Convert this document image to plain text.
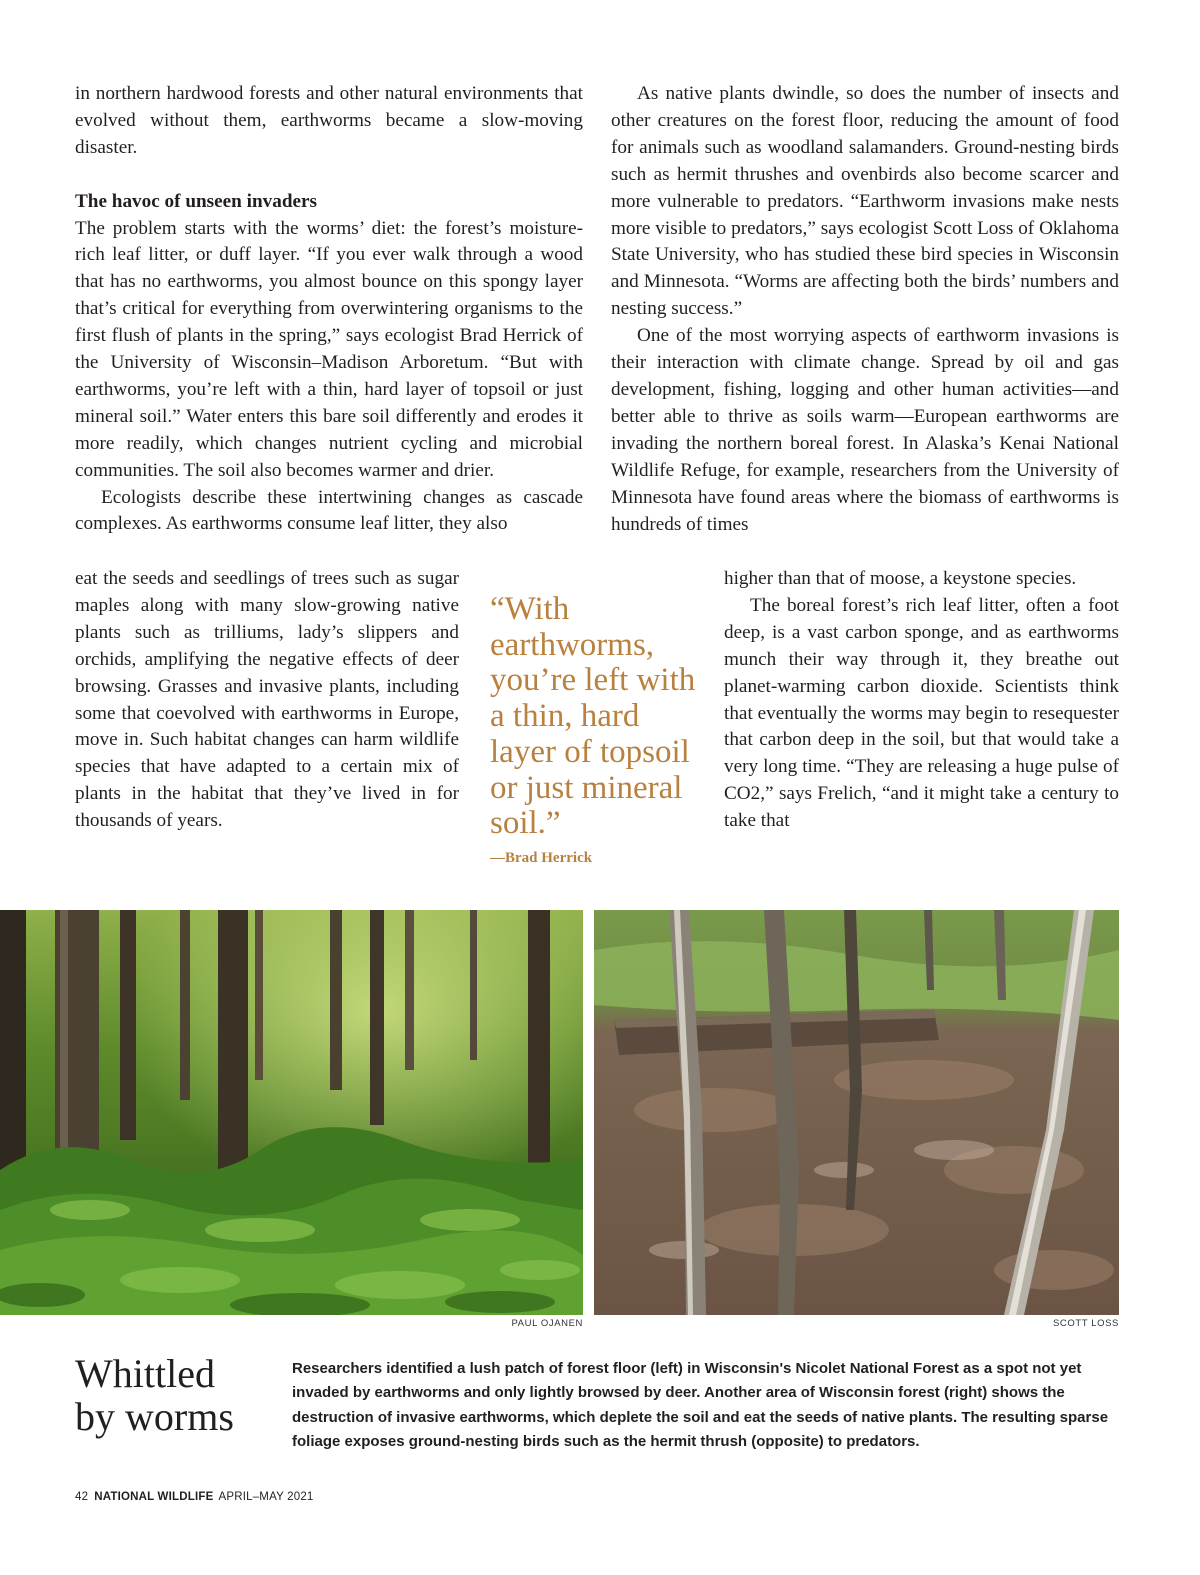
in northern hardwood forests and other natural environments that evolved without them, earthworms became a slow-moving disaster.

The havoc of unseen invaders

The problem starts with the worms’ diet: the forest’s moisture-rich leaf litter, or duff layer. “If you ever walk through a wood that has no earthworms, you almost bounce on this spongy layer that’s critical for everything from overwintering organisms to the first flush of plants in the spring,” says ecologist Brad Herrick of the University of Wisconsin–Madison Arboretum. “But with earthworms, you’re left with a thin, hard layer of topsoil or just mineral soil.” Water enters this bare soil differently and erodes it more readily, which changes nutrient cycling and microbial communities. The soil also becomes warmer and drier.

Ecologists describe these intertwining changes as cascade complexes. As earthworms consume leaf litter, they also

eat the seeds and seedlings of trees such as sugar maples along with many slow-growing native plants such as trilliums, lady’s slippers and orchids, amplifying the negative effects of deer browsing. Grasses and invasive plants, including some that coevolved with earthworms in Europe, move in. Such habitat changes can harm wildlife species that have adapted to a certain mix of plants in the habitat that they’ve lived in for thousands of years.

As native plants dwindle, so does the number of insects and other creatures on the forest floor, reducing the amount of food for animals such as woodland salamanders. Ground-nesting birds such as hermit thrushes and ovenbirds also become scarcer and more vulnerable to predators. “Earthworm invasions make nests more visible to predators,” says ecologist Scott Loss of Oklahoma State University, who has studied these bird species in Wisconsin and Minnesota. “Worms are affecting both the birds’ numbers and nesting success.”

One of the most worrying aspects of earthworm invasions is their interaction with climate change. Spread by oil and gas development, fishing, logging and other human activities—and better able to thrive as soils warm—European earthworms are invading the northern boreal forest. In Alaska’s Kenai National Wildlife Refuge, for example, researchers from the University of Minnesota have found areas where the biomass of earthworms is hundreds of times

higher than that of moose, a keystone species.

The boreal forest’s rich leaf litter, often a foot deep, is a vast carbon sponge, and as earthworms munch their way through it, they breathe out planet-warming carbon dioxide. Scientists think that eventually the worms may begin to resequester that carbon deep in the soil, but that would take a very long time. “They are releasing a huge pulse of CO2,” says Frelich, “and it might take a century to take that

“With earthworms, you’re left with a thin, hard layer of topsoil or just mineral soil.”
—Brad Herrick
PAUL OJANEN	SCOTT LOSS
Whittled
by worms
Researchers identified a lush patch of forest floor (left) in Wisconsin's Nicolet National Forest as a spot not yet invaded by earthworms and only lightly browsed by deer. Another area of Wisconsin forest (right) shows the destruction of invasive earthworms, which deplete the soil and eat the seeds of native plants. The resulting sparse foliage exposes ground-nesting birds such as the hermit thrush (opposite) to predators.
42 NATIONAL WILDLIFE APRIL–MAY 2021
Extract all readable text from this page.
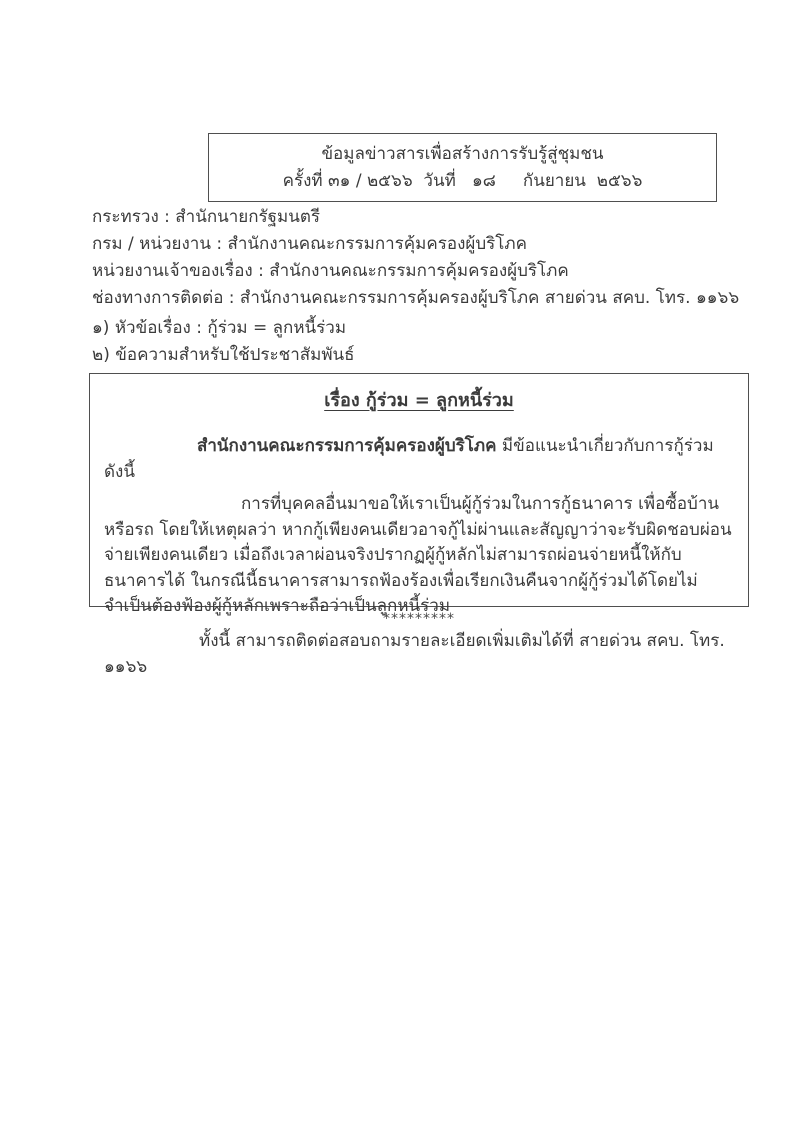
ข้อมูลข่าวสารเพื่อสร้างการรับรู้สู่ชุมชน
ครั้งที่ ๓๑ / ๒๕๖๖  วันที่   ๑๘     กันยายน  ๒๕๖๖

กระทรวง : สำนักนายกรัฐมนตรี

กรม / หน่วยงาน : สำนักงานคณะกรรมการคุ้มครองผู้บริโภค

หน่วยงานเจ้าของเรื่อง : สำนักงานคณะกรรมการคุ้มครองผู้บริโภค

ช่องทางการติดต่อ : สำนักงานคณะกรรมการคุ้มครองผู้บริโภค สายด่วน สคบ. โทร. ๑๑๖๖

๑) หัวข้อเรื่อง : กู้ร่วม = ลูกหนี้ร่วม

๒) ข้อความสำหรับใช้ประชาสัมพันธ์

เรื่อง กู้ร่วม = ลูกหนี้ร่วม

สำนักงานคณะกรรมการคุ้มครองผู้บริโภค มีข้อแนะนำเกี่ยวกับการกู้ร่วม ดังนี้

การที่บุคคลอื่นมาขอให้เราเป็นผู้กู้ร่วมในการกู้ธนาคาร เพื่อซื้อบ้านหรือรถ โดยให้เหตุผลว่า หากกู้เพียงคนเดียวอาจกู้ไม่ผ่านและสัญญาว่าจะรับผิดชอบผ่อนจ่ายเพียงคนเดียว เมื่อถึงเวลาผ่อนจริงปรากฏผู้กู้หลักไม่สามารถผ่อนจ่ายหนี้ให้กับธนาคารได้ ในกรณีนี้ธนาคารสามารถฟ้องร้องเพื่อเรียกเงินคืนจากผู้กู้ร่วมได้โดยไม่จำเป็นต้องฟ้องผู้กู้หลักเพราะถือว่าเป็นลูกหนี้ร่วม

ทั้งนี้ สามารถติดต่อสอบถามรายละเอียดเพิ่มเติมได้ที่ สายด่วน สคบ. โทร. ๑๑๖๖

*********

- [What the task asks]: Reproduce each entry verbatim, excluding any embedded images.

- [Exercise answer]:
Convert this document image to plain text.
in northern hardwood forests and other natural environments that evolved without them, earthworms became a slow-moving disaster.

The havoc of unseen invaders

The problem starts with the worms’ diet: the forest’s moisture-rich leaf litter, or duff layer. “If you ever walk through a wood that has no earthworms, you almost bounce on this spongy layer that’s critical for everything from overwintering organisms to the first flush of plants in the spring,” says ecologist Brad Herrick of the University of Wisconsin–Madison Arboretum. “But with earthworms, you’re left with a thin, hard layer of topsoil or just mineral soil.” Water enters this bare soil differently and erodes it more readily, which changes nutrient cycling and microbial communities. The soil also becomes warmer and drier.

Ecologists describe these intertwining changes as cascade complexes. As earthworms consume leaf litter, they also

eat the seeds and seedlings of trees such as sugar maples along with many slow-growing native plants such as trilliums, lady’s slippers and orchids, amplifying the negative effects of deer browsing. Grasses and invasive plants, including some that coevolved with earthworms in Europe, move in. Such habitat changes can harm wildlife species that have adapted to a certain mix of plants in the habitat that they’ve lived in for thousands of years.

As native plants dwindle, so does the number of insects and other creatures on the forest floor, reducing the amount of food for animals such as woodland salamanders. Ground-nesting birds such as hermit thrushes and ovenbirds also become scarcer and more vulnerable to predators. “Earthworm invasions make nests more visible to predators,” says ecologist Scott Loss of Oklahoma State University, who has studied these bird species in Wisconsin and Minnesota. “Worms are affecting both the birds’ numbers and nesting success.”

One of the most worrying aspects of earthworm invasions is their interaction with climate change. Spread by oil and gas development, fishing, logging and other human activities—and better able to thrive as soils warm—European earthworms are invading the northern boreal forest. In Alaska’s Kenai National Wildlife Refuge, for example, researchers from the University of Minnesota have found areas where the biomass of earthworms is hundreds of times

higher than that of moose, a keystone species.

The boreal forest’s rich leaf litter, often a foot deep, is a vast carbon sponge, and as earthworms munch their way through it, they breathe out planet-warming carbon dioxide. Scientists think that eventually the worms may begin to resequester that carbon deep in the soil, but that would take a very long time. “They are releasing a huge pulse of CO2,” says Frelich, “and it might take a century to take that

“With earthworms, you’re left with a thin, hard layer of topsoil or just mineral soil.”
—Brad Herrick
PAUL OJANEN	SCOTT LOSS
Whittled
by worms
Researchers identified a lush patch of forest floor (left) in Wisconsin's Nicolet National Forest as a spot not yet invaded by earthworms and only lightly browsed by deer. Another area of Wisconsin forest (right) shows the destruction of invasive earthworms, which deplete the soil and eat the seeds of native plants. The resulting sparse foliage exposes ground-nesting birds such as the hermit thrush (opposite) to predators.
42 NATIONAL WILDLIFE APRIL–MAY 2021
Extract all readable text from this page.
ข้อมูลข่าวสารเพื่อสร้างการรับรู้สู่ชุมชน
ครั้งที่ ๓๑ / ๒๕๖๖  วันที่   ๑๘     กันยายน  ๒๕๖๖

กระทรวง : สำนักนายกรัฐมนตรี

กรม / หน่วยงาน : สำนักงานคณะกรรมการคุ้มครองผู้บริโภค

หน่วยงานเจ้าของเรื่อง : สำนักงานคณะกรรมการคุ้มครองผู้บริโภค

ช่องทางการติดต่อ : สำนักงานคณะกรรมการคุ้มครองผู้บริโภค สายด่วน สคบ. โทร. ๑๑๖๖

๑) หัวข้อเรื่อง : กู้ร่วม = ลูกหนี้ร่วม

๒) ข้อความสำหรับใช้ประชาสัมพันธ์

เรื่อง กู้ร่วม = ลูกหนี้ร่วม

สำนักงานคณะกรรมการคุ้มครองผู้บริโภค มีข้อแนะนำเกี่ยวกับการกู้ร่วม ดังนี้

การที่บุคคลอื่นมาขอให้เราเป็นผู้กู้ร่วมในการกู้ธนาคาร เพื่อซื้อบ้านหรือรถ โดยให้เหตุผลว่า หากกู้เพียงคนเดียวอาจกู้ไม่ผ่านและสัญญาว่าจะรับผิดชอบผ่อนจ่ายเพียงคนเดียว เมื่อถึงเวลาผ่อนจริงปรากฏผู้กู้หลักไม่สามารถผ่อนจ่ายหนี้ให้กับธนาคารได้ ในกรณีนี้ธนาคารสามารถฟ้องร้องเพื่อเรียกเงินคืนจากผู้กู้ร่วมได้โดยไม่จำเป็นต้องฟ้องผู้กู้หลักเพราะถือว่าเป็นลูกหนี้ร่วม

ทั้งนี้ สามารถติดต่อสอบถามรายละเอียดเพิ่มเติมได้ที่ สายด่วน สคบ. โทร. ๑๑๖๖

*********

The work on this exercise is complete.